**WORK TO DO**:
The material below should be written out in full and exactly; pictures stay out of the copy.

[Figure dataset records]
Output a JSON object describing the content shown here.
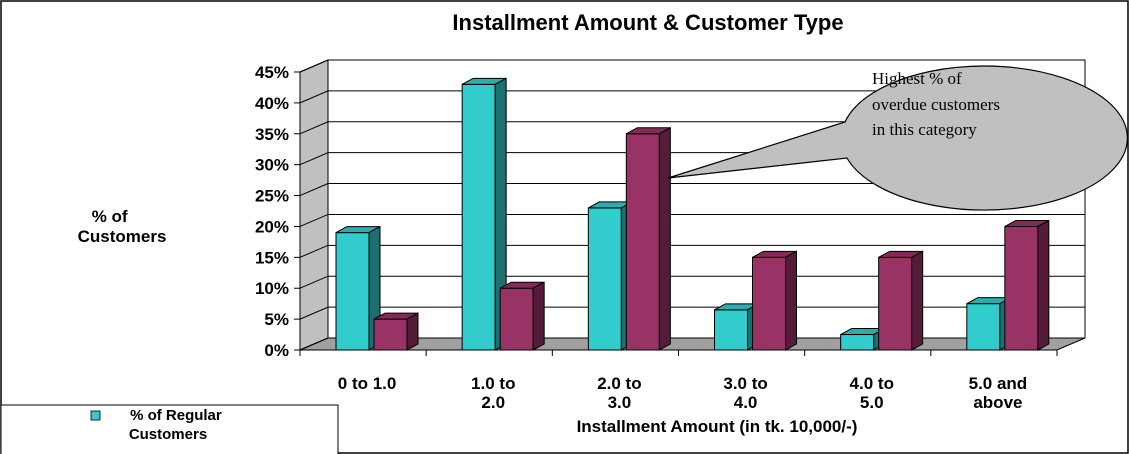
{
  "chart_data": {
    "type": "bar",
    "title": "Installment Amount & Customer Type",
    "xlabel": "Installment Amount (in tk. 10,000/-)",
    "ylabel": [
      "% of",
      "Customers"
    ],
    "ylim": [
      0,
      45
    ],
    "yticks": [
      "0%",
      "5%",
      "10%",
      "15%",
      "20%",
      "25%",
      "30%",
      "35%",
      "40%",
      "45%"
    ],
    "grid": true,
    "legend_position": "bottom-left",
    "categories": [
      [
        "0 to 1.0"
      ],
      [
        "1.0 to",
        "2.0"
      ],
      [
        "2.0 to",
        "3.0"
      ],
      [
        "3.0 to",
        "4.0"
      ],
      [
        "4.0 to",
        "5.0"
      ],
      [
        "5.0 and",
        "above"
      ]
    ],
    "series": [
      {
        "name": [
          "% of Regular",
          "Customers"
        ],
        "color": "#33CCCC",
        "values": [
          19,
          43,
          23,
          6.5,
          2.5,
          7.5
        ]
      },
      {
        "values": [
          5,
          10,
          35,
          15,
          15,
          20
        ],
        "color": "#993366"
      }
    ],
    "annotation": [
      "Highest % of",
      "overdue customers",
      "in this category"
    ]
  }
}
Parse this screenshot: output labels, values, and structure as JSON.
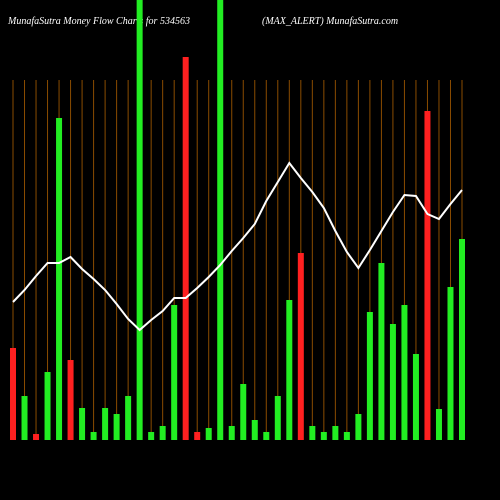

**EXERCISE RESULT**:
Output a JSON object describing the content shown here.
{
  "chart_data": {
    "type": "bar",
    "title": "Installment Amount & Customer Type",
    "xlabel": "Installment Amount (in tk. 10,000/-)",
    "ylabel": [
      "% of",
      "Customers"
    ],
    "ylim": [
      0,
      45
    ],
    "yticks": [
      "0%",
      "5%",
      "10%",
      "15%",
      "20%",
      "25%",
      "30%",
      "35%",
      "40%",
      "45%"
    ],
    "grid": true,
    "legend_position": "bottom-left",
    "categories": [
      [
        "0 to 1.0"
      ],
      [
        "1.0 to",
        "2.0"
      ],
      [
        "2.0 to",
        "3.0"
      ],
      [
        "3.0 to",
        "4.0"
      ],
      [
        "4.0 to",
        "5.0"
      ],
      [
        "5.0 and",
        "above"
      ]
    ],
    "series": [
      {
        "name": [
          "% of Regular",
          "Customers"
        ],
        "color": "#33CCCC",
        "values": [
          19,
          43,
          23,
          6.5,
          2.5,
          7.5
        ]
      },
      {
        "values": [
          5,
          10,
          35,
          15,
          15,
          20
        ],
        "color": "#993366"
      }
    ],
    "annotation": [
      "Highest % of",
      "overdue customers",
      "in this category"
    ]
  }
}
Parse this screenshot: output labels, values, and structure as JSON.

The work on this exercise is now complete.